• **ENTRIES SUPPLIED**

◇ ◇ ◇ ◇

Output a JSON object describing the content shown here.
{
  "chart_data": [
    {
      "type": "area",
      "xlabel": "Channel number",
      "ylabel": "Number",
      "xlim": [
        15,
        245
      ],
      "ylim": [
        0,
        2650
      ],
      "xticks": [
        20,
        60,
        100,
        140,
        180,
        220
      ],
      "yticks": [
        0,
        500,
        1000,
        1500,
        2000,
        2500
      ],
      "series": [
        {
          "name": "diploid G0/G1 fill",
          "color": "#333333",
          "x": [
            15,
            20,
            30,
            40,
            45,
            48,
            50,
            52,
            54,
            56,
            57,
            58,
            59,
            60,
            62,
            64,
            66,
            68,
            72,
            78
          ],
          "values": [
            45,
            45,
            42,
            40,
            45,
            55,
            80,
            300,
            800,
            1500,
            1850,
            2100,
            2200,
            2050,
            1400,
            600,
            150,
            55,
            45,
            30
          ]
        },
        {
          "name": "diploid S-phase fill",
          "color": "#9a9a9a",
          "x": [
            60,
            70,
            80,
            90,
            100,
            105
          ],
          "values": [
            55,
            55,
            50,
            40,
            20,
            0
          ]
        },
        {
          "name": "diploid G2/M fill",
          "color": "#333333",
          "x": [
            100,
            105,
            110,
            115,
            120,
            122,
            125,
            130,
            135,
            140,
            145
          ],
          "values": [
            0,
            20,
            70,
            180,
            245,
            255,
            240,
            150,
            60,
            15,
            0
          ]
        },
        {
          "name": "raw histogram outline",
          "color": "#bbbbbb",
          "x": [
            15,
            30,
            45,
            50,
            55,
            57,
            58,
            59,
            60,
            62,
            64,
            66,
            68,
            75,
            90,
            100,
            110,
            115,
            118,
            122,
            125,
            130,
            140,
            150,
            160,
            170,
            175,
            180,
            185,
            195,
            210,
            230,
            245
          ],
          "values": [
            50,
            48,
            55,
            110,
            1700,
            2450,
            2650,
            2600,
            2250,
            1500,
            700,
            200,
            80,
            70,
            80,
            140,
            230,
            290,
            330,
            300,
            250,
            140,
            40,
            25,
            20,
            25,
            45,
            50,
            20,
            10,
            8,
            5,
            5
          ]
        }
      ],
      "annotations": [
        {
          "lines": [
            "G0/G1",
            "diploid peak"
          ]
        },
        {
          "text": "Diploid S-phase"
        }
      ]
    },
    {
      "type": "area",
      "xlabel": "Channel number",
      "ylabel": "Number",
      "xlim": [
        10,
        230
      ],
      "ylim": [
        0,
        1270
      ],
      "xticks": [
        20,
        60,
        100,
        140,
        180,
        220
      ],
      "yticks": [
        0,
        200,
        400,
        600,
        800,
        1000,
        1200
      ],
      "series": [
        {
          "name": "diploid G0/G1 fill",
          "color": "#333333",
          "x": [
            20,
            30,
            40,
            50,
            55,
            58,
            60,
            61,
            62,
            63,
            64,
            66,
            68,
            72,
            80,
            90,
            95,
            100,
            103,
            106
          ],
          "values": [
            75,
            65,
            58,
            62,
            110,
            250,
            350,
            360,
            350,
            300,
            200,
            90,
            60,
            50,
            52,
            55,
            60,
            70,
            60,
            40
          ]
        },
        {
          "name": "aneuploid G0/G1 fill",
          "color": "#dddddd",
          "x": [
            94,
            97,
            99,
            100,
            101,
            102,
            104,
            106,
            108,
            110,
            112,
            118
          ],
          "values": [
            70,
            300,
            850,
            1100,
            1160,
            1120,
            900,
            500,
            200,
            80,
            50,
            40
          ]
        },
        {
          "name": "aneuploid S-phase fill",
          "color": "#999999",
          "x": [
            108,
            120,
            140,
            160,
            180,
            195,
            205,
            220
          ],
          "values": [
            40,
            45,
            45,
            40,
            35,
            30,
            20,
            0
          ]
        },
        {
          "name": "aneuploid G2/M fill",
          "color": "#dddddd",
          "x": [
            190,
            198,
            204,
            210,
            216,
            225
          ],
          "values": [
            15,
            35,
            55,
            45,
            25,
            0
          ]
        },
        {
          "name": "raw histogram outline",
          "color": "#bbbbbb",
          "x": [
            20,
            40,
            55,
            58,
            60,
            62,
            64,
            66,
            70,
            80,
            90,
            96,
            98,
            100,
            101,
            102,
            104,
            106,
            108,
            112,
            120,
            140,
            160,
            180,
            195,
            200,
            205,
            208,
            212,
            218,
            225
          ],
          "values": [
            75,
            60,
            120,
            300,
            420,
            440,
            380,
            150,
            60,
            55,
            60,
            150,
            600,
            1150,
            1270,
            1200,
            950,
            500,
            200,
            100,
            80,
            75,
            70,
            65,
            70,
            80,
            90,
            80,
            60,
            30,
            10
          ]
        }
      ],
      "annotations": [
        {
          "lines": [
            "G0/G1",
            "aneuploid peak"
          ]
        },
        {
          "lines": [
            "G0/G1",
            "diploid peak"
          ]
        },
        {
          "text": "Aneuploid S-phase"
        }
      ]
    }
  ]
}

◇ ◇ ◇ ◇

• **WHAT TO PRODUCE**
Go through the material line by line. Show each line that contains the string "text".

• **COMPLETE OUTPUT**
          "text": "Diploid S-phase"
          "text": "Aneuploid S-phase"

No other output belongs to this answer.